▶ _Written exercise_:
Your task is to output the data exactly as it stands.

▶ _Recorded data_:
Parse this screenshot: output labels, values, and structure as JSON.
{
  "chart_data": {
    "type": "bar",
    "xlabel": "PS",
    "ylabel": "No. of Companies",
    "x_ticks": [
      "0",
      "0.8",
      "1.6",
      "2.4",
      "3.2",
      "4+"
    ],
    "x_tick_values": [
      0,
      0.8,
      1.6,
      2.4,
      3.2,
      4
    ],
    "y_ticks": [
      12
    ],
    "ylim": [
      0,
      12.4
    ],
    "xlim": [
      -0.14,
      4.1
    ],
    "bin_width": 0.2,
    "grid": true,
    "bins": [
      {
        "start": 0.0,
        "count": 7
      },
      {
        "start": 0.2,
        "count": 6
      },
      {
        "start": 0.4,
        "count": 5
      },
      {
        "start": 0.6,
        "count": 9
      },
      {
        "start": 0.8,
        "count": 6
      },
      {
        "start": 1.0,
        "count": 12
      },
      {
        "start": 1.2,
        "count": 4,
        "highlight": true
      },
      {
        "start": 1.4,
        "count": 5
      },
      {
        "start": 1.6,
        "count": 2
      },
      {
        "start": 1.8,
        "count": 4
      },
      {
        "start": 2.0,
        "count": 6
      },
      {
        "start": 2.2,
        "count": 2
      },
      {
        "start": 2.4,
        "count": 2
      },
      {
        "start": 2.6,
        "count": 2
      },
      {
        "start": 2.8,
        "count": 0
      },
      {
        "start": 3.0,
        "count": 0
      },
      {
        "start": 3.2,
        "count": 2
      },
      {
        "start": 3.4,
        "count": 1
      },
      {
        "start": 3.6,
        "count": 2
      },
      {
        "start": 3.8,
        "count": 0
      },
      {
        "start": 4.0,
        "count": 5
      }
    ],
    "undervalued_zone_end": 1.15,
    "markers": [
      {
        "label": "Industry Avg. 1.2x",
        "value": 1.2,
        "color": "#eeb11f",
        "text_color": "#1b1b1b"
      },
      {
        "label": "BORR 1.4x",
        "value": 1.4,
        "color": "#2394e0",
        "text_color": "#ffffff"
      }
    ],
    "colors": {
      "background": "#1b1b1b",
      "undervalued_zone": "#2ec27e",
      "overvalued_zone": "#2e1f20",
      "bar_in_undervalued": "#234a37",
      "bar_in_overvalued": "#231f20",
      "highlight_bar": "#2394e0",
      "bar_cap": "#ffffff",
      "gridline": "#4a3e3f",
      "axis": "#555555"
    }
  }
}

▶ _Answer to this exercise_:
Parse this screenshot: output labels, values, and structure as JSON.
{
  "chart_data": {
    "type": "bar",
    "xlabel": "PS",
    "ylabel": "No. of Companies",
    "x_ticks": [
      "0",
      "0.8",
      "1.6",
      "2.4",
      "3.2",
      "4+"
    ],
    "x_tick_values": [
      0,
      0.8,
      1.6,
      2.4,
      3.2,
      4
    ],
    "y_ticks": [
      12
    ],
    "ylim": [
      0,
      12.4
    ],
    "xlim": [
      -0.14,
      4.1
    ],
    "bin_width": 0.2,
    "grid": true,
    "bins": [
      {
        "start": 0.0,
        "count": 7
      },
      {
        "start": 0.2,
        "count": 6
      },
      {
        "start": 0.4,
        "count": 5
      },
      {
        "start": 0.6,
        "count": 9
      },
      {
        "start": 0.8,
        "count": 6
      },
      {
        "start": 1.0,
        "count": 12
      },
      {
        "start": 1.2,
        "count": 4,
        "highlight": true
      },
      {
        "start": 1.4,
        "count": 5
      },
      {
        "start": 1.6,
        "count": 2
      },
      {
        "start": 1.8,
        "count": 4
      },
      {
        "start": 2.0,
        "count": 6
      },
      {
        "start": 2.2,
        "count": 2
      },
      {
        "start": 2.4,
        "count": 2
      },
      {
        "start": 2.6,
        "count": 2
      },
      {
        "start": 2.8,
        "count": 0
      },
      {
        "start": 3.0,
        "count": 0
      },
      {
        "start": 3.2,
        "count": 2
      },
      {
        "start": 3.4,
        "count": 1
      },
      {
        "start": 3.6,
        "count": 2
      },
      {
        "start": 3.8,
        "count": 0
      },
      {
        "start": 4.0,
        "count": 5
      }
    ],
    "undervalued_zone_end": 1.15,
    "markers": [
      {
        "label": "Industry Avg. 1.2x",
        "value": 1.2,
        "color": "#eeb11f",
        "text_color": "#1b1b1b"
      },
      {
        "label": "BORR 1.4x",
        "value": 1.4,
        "color": "#2394e0",
        "text_color": "#ffffff"
      }
    ],
    "colors": {
      "background": "#1b1b1b",
      "undervalued_zone": "#2ec27e",
      "overvalued_zone": "#2e1f20",
      "bar_in_undervalued": "#234a37",
      "bar_in_overvalued": "#231f20",
      "highlight_bar": "#2394e0",
      "bar_cap": "#ffffff",
      "gridline": "#4a3e3f",
      "axis": "#555555"
    }
  }
}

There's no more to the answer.